Attività proposte:
A - Trasforma in un elenco puntato il paragrafo del brano su Sangano che comincia con «Quando io andavo alle elementari». Conserva i fatti principali.
B - Continua il brano su Sangano a partire dalla sua ultima frase.

Brano di lettura:
┌──

In fine a casa si sistemava nei fienili con forche e tridenti, la mamma ha un ricordo bellissimo delle serate d’estate quando tutti i bambini andavano a giocare al chiaro di luna a saltare i grandi mucchi di fieno che mandava un buon profumo, accompagnato dal canto dei grilli in compagnia delle lucciole.
Presentazione
Questo lavoro è una modesta sintesi dello studio,
condotto quest'anno sull'ambiente ed in particolare di Sangano.
È il risultato di interviste e notizie raccolte con la collaborazione
dei genitori e dei nonni.
Nella prima parte si e cercato di mettere in evidenza alcuni aspetti del paese
che sono ormai scomparsi: il lavoro dei campi, la scuola com'era al tempo
dei genitori, i divertimenti modesti della gente di campagna, le tradizioni
religiose.
Nella seconda parte sono state raccolte alcune descrizioni del paese, fatte
dagli alunni nel corso del 1 anno scolastico.
Il presente lavoro e stato completato da una mostra di fotografie, raccolte,
dagli album di famiglia e scattate dagli alunni durante l'anno scolastico
e da pitture, realizzate a classi aperte, nelle quali si è tantato
di stabilire dei confronti tra il presente ed il passato, del nostro paese.
Le insegnanti delle classi 3° A e B di SANGANO
Graziella Chiavassa Clari - Conto Franca.
Le insegnanti ringraziano tutti coloro che hanno collaborato a questo lavoro
La scuola
Quando io andavo alle elementari c’erano orari diversi,
si andava a scuola dalle nove alle dodici e dalle quattordici alle sedici
però il giovedì era vacanza.
A quei tempi Sangano era piccola come paese, c'erano pochi barnbini in età
scolare, divisi in due pluriclassi.
La maestra insegnava ai bambini di prima, seconda e terza, 1’altra insegnante
seguiva quelli di quarta e quinta. La scuola prima era situata in un edificio,
vicino a Via Bert utilizzato in seguito come palestra. Poi è stata
trasferita nei locali del vecchio municipio. Le aule erano spaziose, ma buie.
Nel 1959 in prima c’erano solo tre alunni e calcolando quelli di tutte
la classi non si raggiungevano ì cinquanta bambini. Ci si scaldava
con una stufetta a legna che spesso era la maestra ad accendere. Su questa
stufetta la maestra metteva a scaldare la pietanziera, con dentro il suo pranzo.
I banchi erano alti, di legno e uniti a due, a due con il calamaio incorporato,
perchè allora non si usavano le penne stilografiche.
Non c'era lo scuolabus ed alcuni bambini dovevano fare molta strada per andare
a scuola, ma in compenso, quando nevicava molto, rimanevano a casa.
Ogni trimestre la maestra ci dava la pagella con i voti da far firmare al
papà. Le scuole iniziavano il primo ottobre e si facevano molti ponti
durante l'anno scolastico.
Intervista ad una mamma nata a Sangano
La mietitura
Mio papà mi ha raccontato che tanti anni fa, quando
era bambino accompagnava suo nonno e suo papà nei campi per la mietitura.

└──

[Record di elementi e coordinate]
┌──

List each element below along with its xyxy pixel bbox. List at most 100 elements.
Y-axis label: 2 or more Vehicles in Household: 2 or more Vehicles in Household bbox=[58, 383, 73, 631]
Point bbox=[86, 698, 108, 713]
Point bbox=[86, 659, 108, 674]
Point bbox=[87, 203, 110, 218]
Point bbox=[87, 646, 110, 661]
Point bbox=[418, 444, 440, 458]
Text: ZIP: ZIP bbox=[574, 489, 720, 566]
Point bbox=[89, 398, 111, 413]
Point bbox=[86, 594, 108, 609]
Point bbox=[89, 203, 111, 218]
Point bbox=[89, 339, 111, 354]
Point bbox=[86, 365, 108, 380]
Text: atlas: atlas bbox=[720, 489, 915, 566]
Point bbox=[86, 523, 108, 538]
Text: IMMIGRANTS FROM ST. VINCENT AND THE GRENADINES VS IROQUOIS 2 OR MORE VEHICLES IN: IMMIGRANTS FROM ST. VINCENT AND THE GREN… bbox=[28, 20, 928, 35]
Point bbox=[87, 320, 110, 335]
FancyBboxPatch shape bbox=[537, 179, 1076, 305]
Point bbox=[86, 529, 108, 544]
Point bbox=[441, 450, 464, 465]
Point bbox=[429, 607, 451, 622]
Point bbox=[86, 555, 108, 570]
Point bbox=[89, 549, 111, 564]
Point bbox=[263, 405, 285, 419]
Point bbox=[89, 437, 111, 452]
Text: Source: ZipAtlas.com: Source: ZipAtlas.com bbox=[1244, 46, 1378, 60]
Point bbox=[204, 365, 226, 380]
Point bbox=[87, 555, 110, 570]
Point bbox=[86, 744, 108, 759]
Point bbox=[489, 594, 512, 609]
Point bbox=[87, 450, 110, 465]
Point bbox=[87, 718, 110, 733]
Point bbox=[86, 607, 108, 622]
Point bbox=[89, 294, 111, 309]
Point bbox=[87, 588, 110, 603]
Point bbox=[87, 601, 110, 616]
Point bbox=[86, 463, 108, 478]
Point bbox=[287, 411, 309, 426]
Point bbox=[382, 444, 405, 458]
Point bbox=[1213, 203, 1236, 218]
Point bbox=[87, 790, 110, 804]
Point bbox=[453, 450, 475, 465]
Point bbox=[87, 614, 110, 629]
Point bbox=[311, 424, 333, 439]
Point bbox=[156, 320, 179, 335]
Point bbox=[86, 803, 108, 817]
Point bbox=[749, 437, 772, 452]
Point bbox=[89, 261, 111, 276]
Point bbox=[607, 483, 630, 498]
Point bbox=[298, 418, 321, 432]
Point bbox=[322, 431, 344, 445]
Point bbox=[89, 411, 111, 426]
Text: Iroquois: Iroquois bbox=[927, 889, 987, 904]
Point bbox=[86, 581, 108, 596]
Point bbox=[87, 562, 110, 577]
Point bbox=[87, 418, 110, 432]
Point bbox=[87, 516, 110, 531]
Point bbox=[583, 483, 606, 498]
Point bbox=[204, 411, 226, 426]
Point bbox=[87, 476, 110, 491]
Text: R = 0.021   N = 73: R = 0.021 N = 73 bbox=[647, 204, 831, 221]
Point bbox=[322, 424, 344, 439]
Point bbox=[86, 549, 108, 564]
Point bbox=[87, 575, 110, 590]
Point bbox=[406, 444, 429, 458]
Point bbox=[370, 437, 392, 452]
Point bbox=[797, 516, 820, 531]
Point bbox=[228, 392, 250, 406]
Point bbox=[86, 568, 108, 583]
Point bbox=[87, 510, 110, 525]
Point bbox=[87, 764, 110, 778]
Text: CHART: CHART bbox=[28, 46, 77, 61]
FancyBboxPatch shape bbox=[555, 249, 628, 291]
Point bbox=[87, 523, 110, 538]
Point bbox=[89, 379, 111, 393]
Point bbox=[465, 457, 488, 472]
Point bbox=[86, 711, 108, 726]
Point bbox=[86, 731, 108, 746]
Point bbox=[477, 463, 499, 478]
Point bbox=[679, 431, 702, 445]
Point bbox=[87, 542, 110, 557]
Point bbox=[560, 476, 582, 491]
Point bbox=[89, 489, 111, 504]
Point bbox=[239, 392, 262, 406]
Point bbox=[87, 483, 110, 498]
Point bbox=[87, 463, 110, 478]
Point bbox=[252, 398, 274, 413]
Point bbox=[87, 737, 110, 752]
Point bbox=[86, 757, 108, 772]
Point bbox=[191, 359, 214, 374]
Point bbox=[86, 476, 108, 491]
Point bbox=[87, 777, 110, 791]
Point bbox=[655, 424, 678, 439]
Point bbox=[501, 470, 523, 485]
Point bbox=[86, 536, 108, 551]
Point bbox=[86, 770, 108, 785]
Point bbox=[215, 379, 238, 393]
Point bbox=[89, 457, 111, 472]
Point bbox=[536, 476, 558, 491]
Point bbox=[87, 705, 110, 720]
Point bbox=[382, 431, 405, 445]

└──

Risposte in ordine:
A -
- Si andava a scuola dalle nove alle dodici e dalle quattordici alle sedici. Il giovedì era vacanza.
- Sangano era un paese piccolo, con pochi bambini in età scolare divisi in due pluriclassi.
- Una maestra insegnava alla prima, alla seconda e alla terza. L'altra seguiva la quarta e la quinta.
- All'inizio la scuola si trovava in un edificio vicino a Via Bert, poi usato come palestra. In seguito fu trasferita nei locali del vecchio municipio.
- Le aule erano spaziose ma buie.
- Nel 1959 in prima c'erano solo tre alunni. In tutte le classi insieme i bambini erano meno di cinquanta.
- Ci si scaldava con una stufetta a legna, spesso accesa dalla maestra, che vi scaldava anche la pietanziera con il suo pranzo.
- I banchi erano alti, di legno, uniti a due a due e con il calamaio incorporato, perché non si usavano le penne stilografiche.
- Non c'era lo scuolabus e alcuni bambini facevano molta strada, ma quando nevicava molto restavano a casa.
- Ogni trimestre la maestra dava la pagella, che doveva essere firmata dal papà.
- La scuola iniziava il primo ottobre e durante l'anno si facevano molti ponti.

B -
A fine giugno, quando il grano era maturo, gli uomini cominciavano a tagliare
il grano con la falce; dietro di loro venivano le donne e i ragazzini che
provvedevano a formare i covoni
I covoni venivano lasciati qualche giorno nei campi per una prima essicazione,
venivano poi caricati su di un carro trainato da un cavallo, o dai buoi e
portato a casa, dove si lasciava ancora seccare per circa un mese. Dopo veniva
la trebbiatrice che separava i chicchi dalla paglia.
I chicchi venivano poi messi nei sacchi e posti nel granaio.
Con la paglia si formava un enorme pagliaio vicino alla stalla.
Alla sera si festeggiava tutti insieme attorno ad una tavola imbandita.
I bambini andavano poi con i genitori a spigolare nei campi le mamme andavano
in compagnie delle amiche e si portavano dietro i figli. I bambini si ritrovavano
così in gruppo e la spigolatura diventava una festa e l'occasione per
giocare, oltre che procurare del cibo per i polli.
A cura di Enrico A.
Il Granoturco
Ho chiesto a mio papà di raccontarmi cosa faceva da
piccolo quando andava a spannocchiare ed ho visto mio papà, contento
di raccontarmi quelle ore felici. Mio papà mi ha detto che loro andavano
sempre a spannocchiare nella cascina di Geppin.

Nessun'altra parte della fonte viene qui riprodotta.